TASK PROMPT ->
Copy out each line in the material below that has the word "JSON".

STORED DATA ->

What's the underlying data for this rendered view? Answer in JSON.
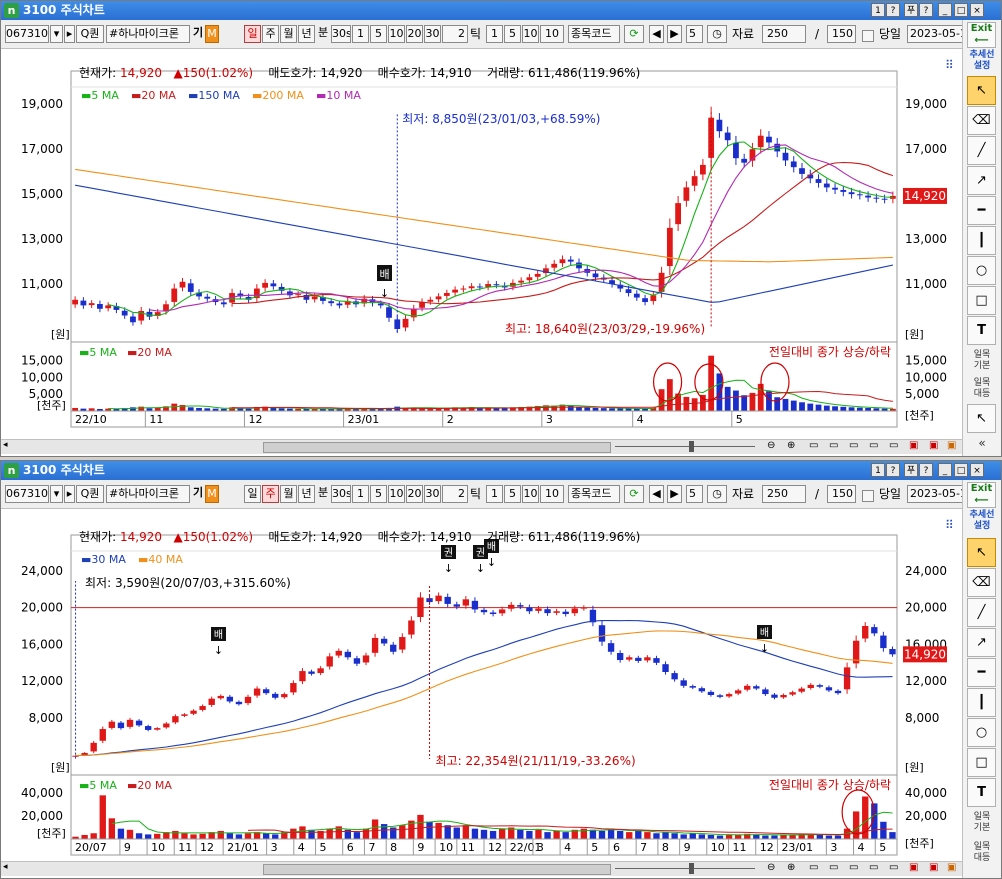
{
  "app_title": "3100 주식차트",
  "window_buttons": [
    "1",
    "?",
    "푸",
    "?",
    "×"
  ],
  "toolbar": {
    "code": "067310",
    "name": "#하나마이크론",
    "name_suffix": "기",
    "m_badge": "M",
    "search_glyph": "Q",
    "search_label": "퀀",
    "periods": [
      "일",
      "주",
      "월",
      "년",
      "분"
    ],
    "minute_opts": [
      "30s",
      "1",
      "5",
      "10",
      "20",
      "30"
    ],
    "tick_value": "2",
    "tick_label": "틱",
    "tick_opts": [
      "1",
      "5",
      "10",
      "10"
    ],
    "code_input": "종목코드",
    "step_value": "5",
    "data_label": "자료",
    "data_count": "250",
    "slash": "/",
    "total_count": "150",
    "today_label": "당일",
    "date_value": "2023-05-1"
  },
  "right_toolbar": {
    "exit": "Exit",
    "trend_label": "추세선 설정",
    "daily_basic": "일목 기본",
    "daily_vs": "일목 대등"
  },
  "info_bar": {
    "current_label": "현재가:",
    "current_value": "14,920",
    "change_value": "150(1.02%)",
    "ask_label": "매도호가:",
    "ask_value": "14,920",
    "bid_label": "매수호가:",
    "bid_value": "14,910",
    "volume_label": "거래량:",
    "volume_value": "611,486(119.96%)"
  },
  "colors": {
    "up": "#e01818",
    "down": "#1a2ecc",
    "ma5": "#17b317",
    "ma20": "#c71c1c",
    "ma150": "#1f3fb5",
    "ma200": "#f0901a",
    "ma10": "#b22ab2",
    "ma30": "#1f3fb5",
    "ma40": "#f0901a"
  },
  "chart_data": [
    {
      "type": "line",
      "name": "daily-candlestick",
      "legend": [
        "5 MA",
        "20 MA",
        "150 MA",
        "200 MA",
        "10 MA"
      ],
      "price_axis": [
        "19,000",
        "17,000",
        "15,000",
        "13,000",
        "11,000"
      ],
      "price_unit": "[원]",
      "ylim": [
        9000,
        19500
      ],
      "current_tag": "14,920",
      "annotations": {
        "low": "최저: 8,850원(23/01/03,+68.59%)",
        "high": "최고: 18,640원(23/03/29,-19.96%)",
        "marker": "배"
      },
      "volume_legend": [
        "5 MA",
        "20 MA"
      ],
      "volume_axis": [
        "15,000",
        "10,000",
        "5,000"
      ],
      "volume_unit": "[천주]",
      "volume_note": "전일대비 종가 상승/하락",
      "volume_ylim": [
        0,
        17000
      ],
      "x_labels": [
        "22/10",
        "11",
        "12",
        "23/01",
        "2",
        "3",
        "4",
        "5"
      ],
      "closes": [
        10300,
        10050,
        10150,
        9900,
        10050,
        9850,
        9600,
        9300,
        9800,
        9550,
        9750,
        10100,
        10800,
        11100,
        10650,
        10450,
        10350,
        10200,
        10100,
        10600,
        10450,
        10300,
        10800,
        11050,
        10900,
        10700,
        10500,
        10550,
        10300,
        10450,
        10250,
        10150,
        10050,
        10250,
        10100,
        10350,
        10150,
        10050,
        9500,
        9000,
        9450,
        9900,
        10200,
        10300,
        10450,
        10600,
        10750,
        10800,
        10900,
        10850,
        11000,
        10950,
        10850,
        11050,
        11150,
        11300,
        11450,
        11700,
        11900,
        12100,
        12000,
        11700,
        11500,
        11300,
        11200,
        11000,
        10800,
        10600,
        10400,
        10200,
        10500,
        11500,
        13500,
        14600,
        15300,
        15800,
        16300,
        18400,
        17800,
        17400,
        16600,
        16400,
        17000,
        17600,
        17300,
        16900,
        16500,
        16200,
        15900,
        15700,
        15500,
        15300,
        15200,
        15100,
        15000,
        14950,
        14850,
        14800,
        14770,
        14920
      ],
      "vols": [
        900,
        700,
        800,
        600,
        700,
        650,
        900,
        1100,
        1300,
        800,
        900,
        1400,
        2200,
        1800,
        1100,
        900,
        800,
        700,
        650,
        1100,
        850,
        700,
        1200,
        1300,
        900,
        800,
        700,
        650,
        600,
        650,
        700,
        600,
        550,
        650,
        600,
        750,
        650,
        600,
        900,
        1300,
        1000,
        900,
        850,
        800,
        900,
        1000,
        1100,
        900,
        1200,
        800,
        1000,
        900,
        850,
        1100,
        1200,
        1300,
        1500,
        1700,
        1600,
        1900,
        1500,
        1200,
        1000,
        900,
        850,
        800,
        750,
        800,
        700,
        650,
        900,
        6500,
        9500,
        5200,
        4200,
        3800,
        4800,
        16500,
        11200,
        7200,
        6100,
        4700,
        5400,
        8100,
        5900,
        4100,
        3600,
        3100,
        2600,
        2200,
        1900,
        1600,
        1400,
        1250,
        1100,
        1000,
        900,
        800,
        700,
        650
      ]
    },
    {
      "type": "line",
      "name": "weekly-candlestick",
      "legend": [
        "30 MA",
        "40 MA"
      ],
      "price_axis": [
        "24,000",
        "20,000",
        "16,000",
        "12,000",
        "8,000"
      ],
      "price_unit": "[원]",
      "ylim": [
        3000,
        25500
      ],
      "current_tag": "14,920",
      "annotations": {
        "low": "최저: 3,590원(20/07/03,+315.60%)",
        "high": "최고: 22,354원(21/11/19,-33.26%)",
        "markers": [
          "배",
          "권",
          "권",
          "배",
          "배"
        ]
      },
      "volume_legend": [
        "5 MA",
        "20 MA"
      ],
      "volume_axis": [
        "40,000",
        "20,000"
      ],
      "volume_unit": "[천주]",
      "volume_note": "전일대비 종가 상승/하락",
      "volume_ylim": [
        0,
        47000
      ],
      "x_labels": [
        "20/07",
        "9",
        "10",
        "11",
        "12",
        "21/01",
        "3",
        "4",
        "5",
        "6",
        "7",
        "8",
        "9",
        "10",
        "11",
        "12",
        "22/01",
        "3",
        "4",
        "5",
        "6",
        "7",
        "8",
        "9",
        "10",
        "11",
        "12",
        "23/01",
        "3",
        "4",
        "5"
      ],
      "closes": [
        3900,
        4200,
        5300,
        6800,
        7600,
        6900,
        7800,
        7200,
        6700,
        6900,
        7400,
        8200,
        8400,
        8800,
        9300,
        10100,
        10400,
        9800,
        9500,
        10300,
        11200,
        10700,
        10200,
        10600,
        11800,
        13100,
        12800,
        13400,
        14700,
        15300,
        14600,
        13900,
        14800,
        16700,
        16100,
        15200,
        16800,
        18600,
        21100,
        20600,
        21300,
        20400,
        20100,
        20900,
        19800,
        19500,
        19300,
        19800,
        20300,
        20100,
        19600,
        19900,
        19400,
        19600,
        19300,
        19900,
        20000,
        18400,
        16300,
        15200,
        14300,
        14600,
        14200,
        14600,
        14000,
        13000,
        12200,
        11500,
        11300,
        10900,
        10500,
        10300,
        10600,
        11000,
        11500,
        11200,
        10600,
        10200,
        10500,
        10800,
        11200,
        11600,
        11400,
        11000,
        10700,
        13500,
        16400,
        18000,
        17200,
        15600,
        14920
      ],
      "vols": [
        2000,
        3500,
        5000,
        38000,
        18000,
        9000,
        8000,
        5000,
        4000,
        4500,
        6000,
        7000,
        5000,
        4000,
        4500,
        6000,
        7000,
        5000,
        4000,
        5000,
        6000,
        5000,
        4000,
        6000,
        9000,
        11000,
        8000,
        7000,
        9000,
        11000,
        8000,
        6000,
        9000,
        17000,
        13000,
        10000,
        12000,
        16000,
        21000,
        15000,
        14000,
        12000,
        10000,
        12000,
        9000,
        8000,
        7000,
        9000,
        10000,
        8000,
        7000,
        8000,
        6000,
        7000,
        6000,
        8000,
        9000,
        8000,
        7000,
        9000,
        7000,
        6000,
        7000,
        6000,
        5000,
        6000,
        5000,
        4000,
        5000,
        4000,
        3500,
        3000,
        3500,
        4000,
        4500,
        4000,
        3000,
        3000,
        3500,
        4000,
        4500,
        4000,
        3500,
        3000,
        3000,
        9000,
        24000,
        37000,
        31000,
        15000,
        6000
      ]
    }
  ]
}
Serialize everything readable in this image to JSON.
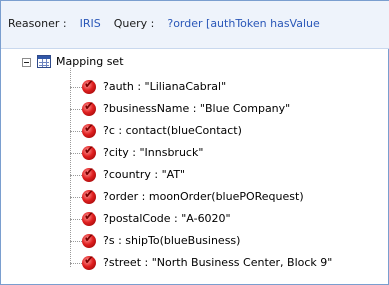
{
  "header": {
    "reasoner_label": "Reasoner :",
    "reasoner_value": "IRIS",
    "query_label": "Query :",
    "query_value": "?order [authToken hasValue"
  },
  "tree": {
    "root_label": "Mapping set",
    "root_icon": "table-icon",
    "item_icon": "check-mark-icon",
    "items": [
      "?auth : \"LilianaCabral\"",
      "?businessName : \"Blue Company\"",
      "?c : contact(blueContact)",
      "?city : \"Innsbruck\"",
      "?country : \"AT\"",
      "?order : moonOrder(bluePORequest)",
      "?postalCode : \"A-6020\"",
      "?s : shipTo(blueBusiness)",
      "?street : \"North Business Center, Block 9\""
    ]
  }
}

FULL ANSWER ->
What's the underlying data for this rendered view? Answer in JSON.
Serialize everything readable in this image to JSON.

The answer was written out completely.